Transcribe every record that appears below, exactly and in full.

Dataset entries on figures:
## Start

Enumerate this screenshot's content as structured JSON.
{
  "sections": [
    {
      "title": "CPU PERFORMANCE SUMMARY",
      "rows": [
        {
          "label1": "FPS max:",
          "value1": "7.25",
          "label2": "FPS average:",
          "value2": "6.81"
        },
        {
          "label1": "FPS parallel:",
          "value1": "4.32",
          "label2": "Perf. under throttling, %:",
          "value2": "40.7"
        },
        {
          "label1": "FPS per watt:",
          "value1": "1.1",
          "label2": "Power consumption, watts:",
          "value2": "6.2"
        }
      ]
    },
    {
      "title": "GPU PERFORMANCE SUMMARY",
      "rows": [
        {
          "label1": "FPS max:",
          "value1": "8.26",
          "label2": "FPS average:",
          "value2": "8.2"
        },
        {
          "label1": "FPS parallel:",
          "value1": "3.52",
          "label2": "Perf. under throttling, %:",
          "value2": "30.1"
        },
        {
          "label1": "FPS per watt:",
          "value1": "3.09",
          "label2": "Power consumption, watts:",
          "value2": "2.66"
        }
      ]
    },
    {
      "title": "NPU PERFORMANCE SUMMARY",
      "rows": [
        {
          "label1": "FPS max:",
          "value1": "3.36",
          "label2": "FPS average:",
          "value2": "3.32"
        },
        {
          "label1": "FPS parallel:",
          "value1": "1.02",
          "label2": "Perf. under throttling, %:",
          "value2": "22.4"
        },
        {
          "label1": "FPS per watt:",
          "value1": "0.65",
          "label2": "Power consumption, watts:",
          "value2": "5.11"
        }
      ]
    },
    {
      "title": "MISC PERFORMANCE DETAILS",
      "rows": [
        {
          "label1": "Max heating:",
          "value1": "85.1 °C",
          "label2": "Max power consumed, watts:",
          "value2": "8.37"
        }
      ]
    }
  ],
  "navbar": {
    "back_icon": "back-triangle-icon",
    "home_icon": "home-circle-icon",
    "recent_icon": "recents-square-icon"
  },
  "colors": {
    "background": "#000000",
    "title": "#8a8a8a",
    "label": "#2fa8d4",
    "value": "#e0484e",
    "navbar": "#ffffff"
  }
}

## End

> _OUTPUT OF THE EXERCISE_
Enumerate this screenshot's content as structured JSON.
{
  "sections": [
    {
      "title": "CPU PERFORMANCE SUMMARY",
      "rows": [
        {
          "label1": "FPS max:",
          "value1": "7.25",
          "label2": "FPS average:",
          "value2": "6.81"
        },
        {
          "label1": "FPS parallel:",
          "value1": "4.32",
          "label2": "Perf. under throttling, %:",
          "value2": "40.7"
        },
        {
          "label1": "FPS per watt:",
          "value1": "1.1",
          "label2": "Power consumption, watts:",
          "value2": "6.2"
        }
      ]
    },
    {
      "title": "GPU PERFORMANCE SUMMARY",
      "rows": [
        {
          "label1": "FPS max:",
          "value1": "8.26",
          "label2": "FPS average:",
          "value2": "8.2"
        },
        {
          "label1": "FPS parallel:",
          "value1": "3.52",
          "label2": "Perf. under throttling, %:",
          "value2": "30.1"
        },
        {
          "label1": "FPS per watt:",
          "value1": "3.09",
          "label2": "Power consumption, watts:",
          "value2": "2.66"
        }
      ]
    },
    {
      "title": "NPU PERFORMANCE SUMMARY",
      "rows": [
        {
          "label1": "FPS max:",
          "value1": "3.36",
          "label2": "FPS average:",
          "value2": "3.32"
        },
        {
          "label1": "FPS parallel:",
          "value1": "1.02",
          "label2": "Perf. under throttling, %:",
          "value2": "22.4"
        },
        {
          "label1": "FPS per watt:",
          "value1": "0.65",
          "label2": "Power consumption, watts:",
          "value2": "5.11"
        }
      ]
    },
    {
      "title": "MISC PERFORMANCE DETAILS",
      "rows": [
        {
          "label1": "Max heating:",
          "value1": "85.1 °C",
          "label2": "Max power consumed, watts:",
          "value2": "8.37"
        }
      ]
    }
  ],
  "navbar": {
    "back_icon": "back-triangle-icon",
    "home_icon": "home-circle-icon",
    "recent_icon": "recents-square-icon"
  },
  "colors": {
    "background": "#000000",
    "title": "#8a8a8a",
    "label": "#2fa8d4",
    "value": "#e0484e",
    "navbar": "#ffffff"
  }
}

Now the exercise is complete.